Data items
■ ■ ■ ■

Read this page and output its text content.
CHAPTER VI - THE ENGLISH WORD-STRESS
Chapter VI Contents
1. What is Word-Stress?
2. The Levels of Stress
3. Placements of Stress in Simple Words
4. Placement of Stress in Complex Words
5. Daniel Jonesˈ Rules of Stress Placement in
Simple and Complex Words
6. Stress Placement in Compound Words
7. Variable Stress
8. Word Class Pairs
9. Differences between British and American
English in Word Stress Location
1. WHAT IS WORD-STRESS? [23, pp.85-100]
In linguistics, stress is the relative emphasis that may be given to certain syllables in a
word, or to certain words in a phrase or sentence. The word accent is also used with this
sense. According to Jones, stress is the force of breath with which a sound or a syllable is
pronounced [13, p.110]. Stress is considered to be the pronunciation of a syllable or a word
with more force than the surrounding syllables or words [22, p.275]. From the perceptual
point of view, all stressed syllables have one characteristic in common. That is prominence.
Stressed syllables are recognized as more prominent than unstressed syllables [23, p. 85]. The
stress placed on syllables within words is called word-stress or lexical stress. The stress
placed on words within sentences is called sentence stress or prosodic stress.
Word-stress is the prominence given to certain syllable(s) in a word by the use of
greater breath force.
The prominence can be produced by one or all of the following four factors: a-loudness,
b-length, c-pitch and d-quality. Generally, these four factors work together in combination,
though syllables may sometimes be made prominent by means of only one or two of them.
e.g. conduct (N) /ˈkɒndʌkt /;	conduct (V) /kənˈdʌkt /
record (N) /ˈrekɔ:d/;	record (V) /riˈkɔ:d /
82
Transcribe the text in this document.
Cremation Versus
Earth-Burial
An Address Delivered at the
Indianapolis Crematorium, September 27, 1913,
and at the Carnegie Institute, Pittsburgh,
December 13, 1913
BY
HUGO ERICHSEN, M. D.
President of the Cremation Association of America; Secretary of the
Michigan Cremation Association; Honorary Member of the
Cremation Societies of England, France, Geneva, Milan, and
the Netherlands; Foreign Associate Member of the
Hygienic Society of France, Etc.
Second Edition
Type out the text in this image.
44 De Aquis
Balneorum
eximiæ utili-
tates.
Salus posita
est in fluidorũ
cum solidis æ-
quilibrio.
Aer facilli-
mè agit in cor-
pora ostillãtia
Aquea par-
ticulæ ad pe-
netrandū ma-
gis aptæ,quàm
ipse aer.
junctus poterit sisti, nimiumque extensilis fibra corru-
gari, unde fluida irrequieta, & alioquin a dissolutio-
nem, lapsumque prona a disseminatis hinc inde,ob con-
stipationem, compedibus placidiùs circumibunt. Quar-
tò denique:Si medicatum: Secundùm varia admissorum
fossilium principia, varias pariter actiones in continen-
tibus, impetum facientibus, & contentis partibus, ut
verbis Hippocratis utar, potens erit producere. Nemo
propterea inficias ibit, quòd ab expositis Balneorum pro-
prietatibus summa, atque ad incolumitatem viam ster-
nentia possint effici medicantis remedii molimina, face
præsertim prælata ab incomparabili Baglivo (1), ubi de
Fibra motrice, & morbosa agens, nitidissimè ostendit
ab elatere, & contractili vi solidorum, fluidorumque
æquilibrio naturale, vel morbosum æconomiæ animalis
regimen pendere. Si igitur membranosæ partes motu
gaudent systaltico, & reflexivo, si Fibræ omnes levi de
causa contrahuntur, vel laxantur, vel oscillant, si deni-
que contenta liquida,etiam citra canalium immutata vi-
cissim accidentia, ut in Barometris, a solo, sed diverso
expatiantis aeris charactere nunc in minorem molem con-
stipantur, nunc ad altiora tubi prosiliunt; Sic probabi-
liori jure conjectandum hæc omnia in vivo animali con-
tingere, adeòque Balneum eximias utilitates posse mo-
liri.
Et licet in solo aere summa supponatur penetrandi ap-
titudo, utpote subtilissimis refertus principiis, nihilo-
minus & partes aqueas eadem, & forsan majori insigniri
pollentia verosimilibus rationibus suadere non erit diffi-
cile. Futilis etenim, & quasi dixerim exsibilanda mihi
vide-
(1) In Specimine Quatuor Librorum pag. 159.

■ ■ ■ ■

__Exercise description__.
Locate the lines above that contain "called" and copy them.

__Answer below__.
stress placed on syllables within words is called word-stress or lexical stress. The stress
placed on words within sentences is called sentence stress or prosodic stress.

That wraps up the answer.